Entries from a dataset:
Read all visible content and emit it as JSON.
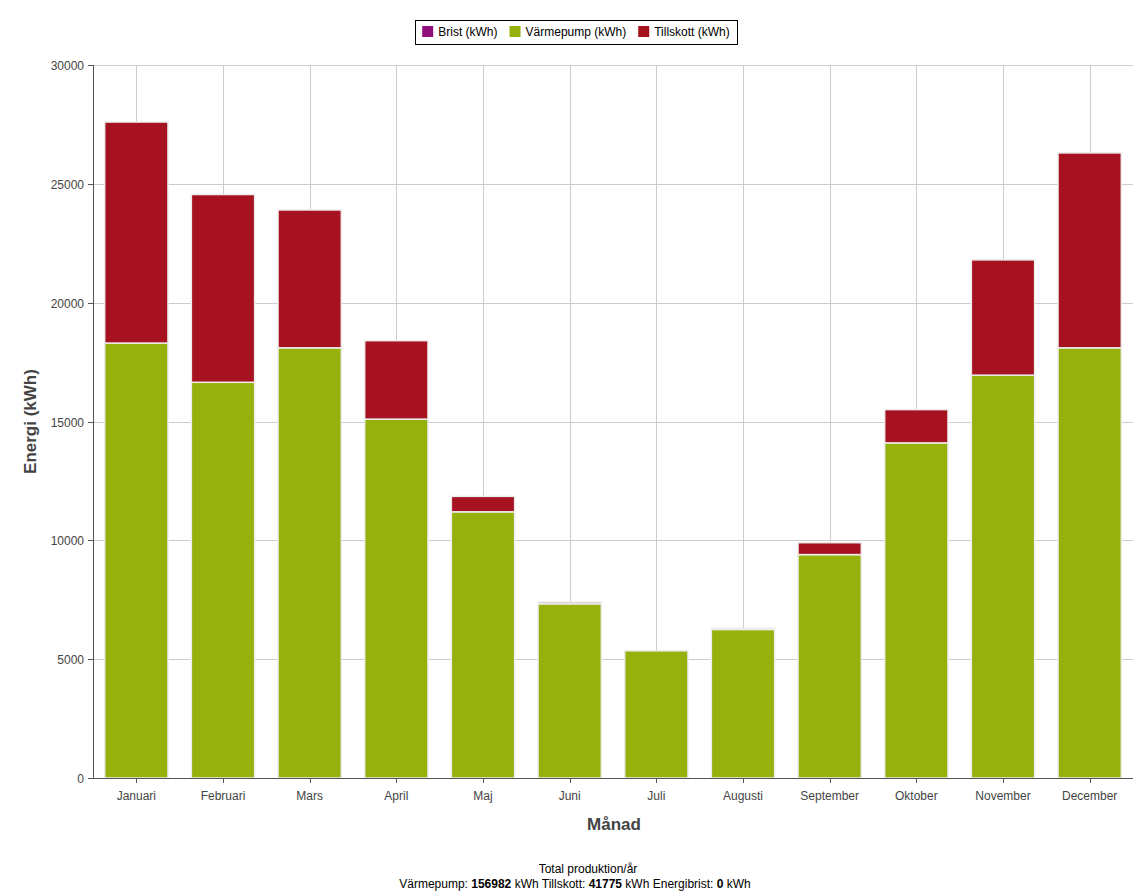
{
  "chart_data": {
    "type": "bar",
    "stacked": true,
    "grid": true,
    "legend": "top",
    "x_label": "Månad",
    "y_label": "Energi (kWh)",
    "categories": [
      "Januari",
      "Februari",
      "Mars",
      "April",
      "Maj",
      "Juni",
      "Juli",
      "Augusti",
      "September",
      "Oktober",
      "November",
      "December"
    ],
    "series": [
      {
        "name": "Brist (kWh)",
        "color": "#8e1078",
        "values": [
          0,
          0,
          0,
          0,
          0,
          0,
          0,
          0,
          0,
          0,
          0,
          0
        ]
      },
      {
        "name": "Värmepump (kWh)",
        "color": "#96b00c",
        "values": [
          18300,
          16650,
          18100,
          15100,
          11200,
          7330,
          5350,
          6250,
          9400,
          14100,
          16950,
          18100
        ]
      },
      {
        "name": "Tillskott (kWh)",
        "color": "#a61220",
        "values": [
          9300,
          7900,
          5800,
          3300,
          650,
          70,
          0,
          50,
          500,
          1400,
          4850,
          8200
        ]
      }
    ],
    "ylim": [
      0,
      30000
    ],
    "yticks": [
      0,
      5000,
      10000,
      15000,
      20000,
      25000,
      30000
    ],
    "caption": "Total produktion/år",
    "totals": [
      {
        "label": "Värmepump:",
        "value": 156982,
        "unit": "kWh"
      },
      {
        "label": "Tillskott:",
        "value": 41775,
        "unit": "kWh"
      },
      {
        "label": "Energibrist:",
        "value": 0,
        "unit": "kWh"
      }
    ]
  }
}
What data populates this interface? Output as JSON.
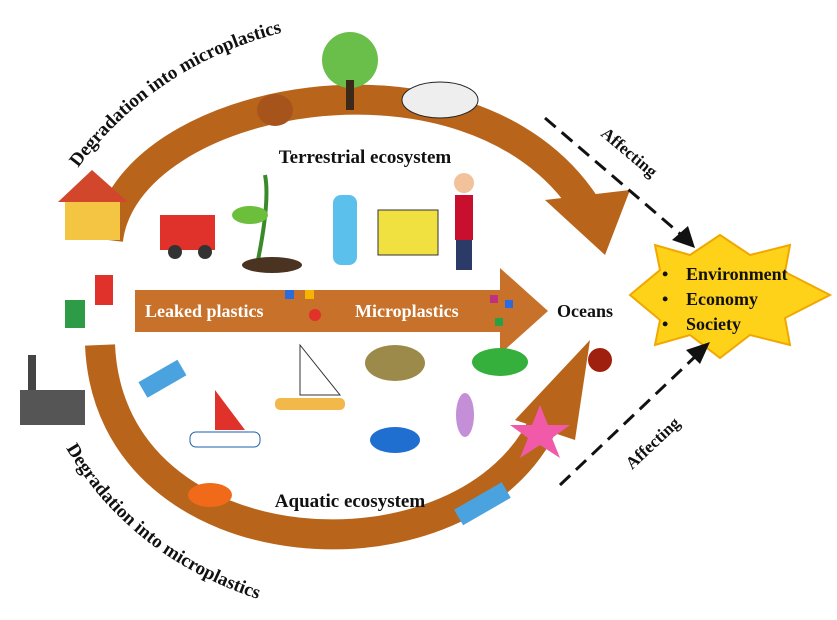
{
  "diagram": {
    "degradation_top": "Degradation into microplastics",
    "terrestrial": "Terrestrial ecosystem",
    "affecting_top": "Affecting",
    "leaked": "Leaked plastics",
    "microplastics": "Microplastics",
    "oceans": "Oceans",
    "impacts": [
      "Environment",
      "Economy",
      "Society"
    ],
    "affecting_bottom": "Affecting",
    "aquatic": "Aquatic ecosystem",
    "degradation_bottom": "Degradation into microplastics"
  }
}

--

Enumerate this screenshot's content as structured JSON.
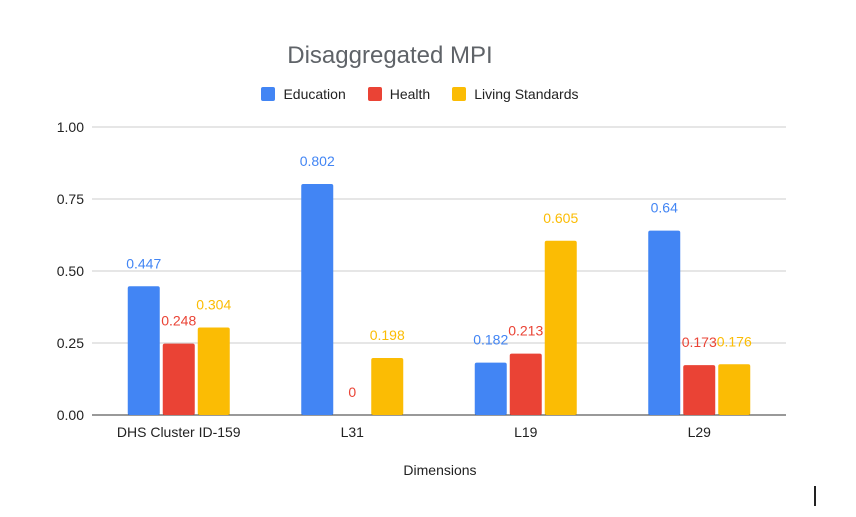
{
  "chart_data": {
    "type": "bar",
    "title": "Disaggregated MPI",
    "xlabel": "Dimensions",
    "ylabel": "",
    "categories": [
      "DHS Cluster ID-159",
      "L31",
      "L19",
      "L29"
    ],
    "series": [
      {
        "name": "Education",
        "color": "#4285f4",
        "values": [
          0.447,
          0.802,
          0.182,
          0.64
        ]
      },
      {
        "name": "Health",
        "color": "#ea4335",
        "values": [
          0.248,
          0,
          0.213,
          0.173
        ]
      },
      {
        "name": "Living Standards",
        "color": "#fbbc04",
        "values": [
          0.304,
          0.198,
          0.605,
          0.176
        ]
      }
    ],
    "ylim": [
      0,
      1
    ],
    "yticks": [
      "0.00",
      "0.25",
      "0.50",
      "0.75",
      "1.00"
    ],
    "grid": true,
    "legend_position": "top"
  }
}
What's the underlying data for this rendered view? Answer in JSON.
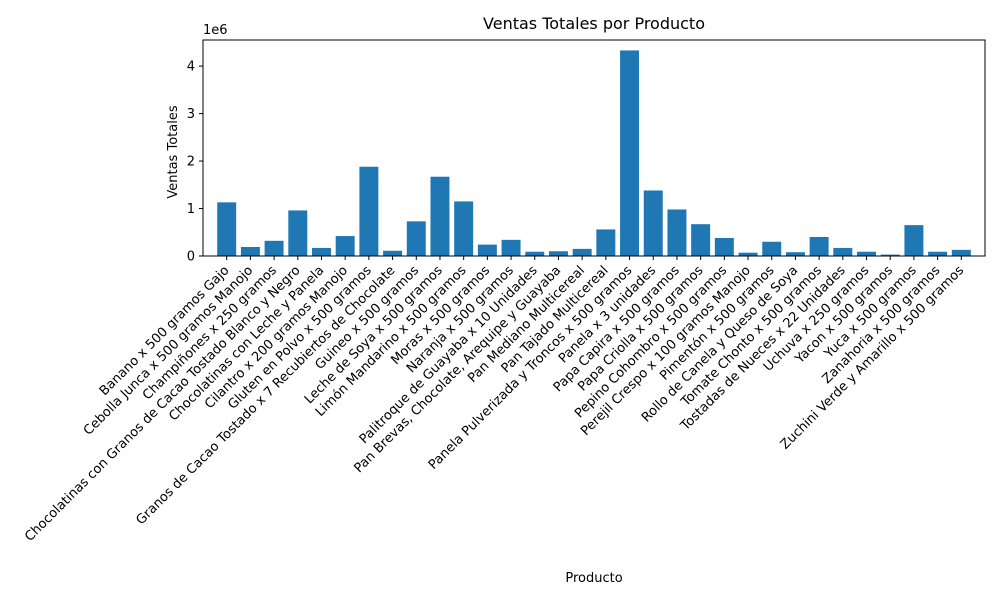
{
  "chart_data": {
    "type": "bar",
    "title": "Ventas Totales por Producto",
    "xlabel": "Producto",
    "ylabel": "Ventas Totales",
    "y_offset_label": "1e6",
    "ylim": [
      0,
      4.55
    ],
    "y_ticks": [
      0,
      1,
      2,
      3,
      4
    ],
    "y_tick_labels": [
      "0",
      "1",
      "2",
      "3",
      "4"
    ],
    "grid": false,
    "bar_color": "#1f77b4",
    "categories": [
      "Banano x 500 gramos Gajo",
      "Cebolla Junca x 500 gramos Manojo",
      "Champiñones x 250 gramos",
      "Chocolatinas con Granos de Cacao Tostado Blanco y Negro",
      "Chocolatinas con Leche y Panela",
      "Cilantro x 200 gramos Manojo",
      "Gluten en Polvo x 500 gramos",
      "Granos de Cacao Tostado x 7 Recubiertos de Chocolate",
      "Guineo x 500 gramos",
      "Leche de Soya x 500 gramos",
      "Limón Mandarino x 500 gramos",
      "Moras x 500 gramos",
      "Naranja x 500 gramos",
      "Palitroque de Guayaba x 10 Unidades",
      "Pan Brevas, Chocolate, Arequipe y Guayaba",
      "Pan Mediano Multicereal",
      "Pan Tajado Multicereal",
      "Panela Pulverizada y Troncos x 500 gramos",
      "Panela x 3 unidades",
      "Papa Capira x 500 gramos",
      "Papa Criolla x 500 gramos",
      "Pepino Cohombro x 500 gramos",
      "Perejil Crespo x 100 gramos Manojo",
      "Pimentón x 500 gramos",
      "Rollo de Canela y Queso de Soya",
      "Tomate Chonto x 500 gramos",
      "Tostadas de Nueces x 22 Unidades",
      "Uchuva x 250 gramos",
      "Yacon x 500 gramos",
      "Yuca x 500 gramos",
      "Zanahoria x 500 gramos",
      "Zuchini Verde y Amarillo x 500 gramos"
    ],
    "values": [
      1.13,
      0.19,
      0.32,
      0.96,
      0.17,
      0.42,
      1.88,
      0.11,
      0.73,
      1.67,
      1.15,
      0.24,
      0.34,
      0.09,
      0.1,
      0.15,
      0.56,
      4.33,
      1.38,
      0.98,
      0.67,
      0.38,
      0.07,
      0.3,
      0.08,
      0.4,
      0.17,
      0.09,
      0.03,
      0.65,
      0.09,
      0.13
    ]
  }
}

▸ What the task asks
Identify the lines that hold the word "Värmepump". Copy every one of them.

▸ Full solution
        "name": "Värmepump (kWh)",
        "label": "Värmepump:",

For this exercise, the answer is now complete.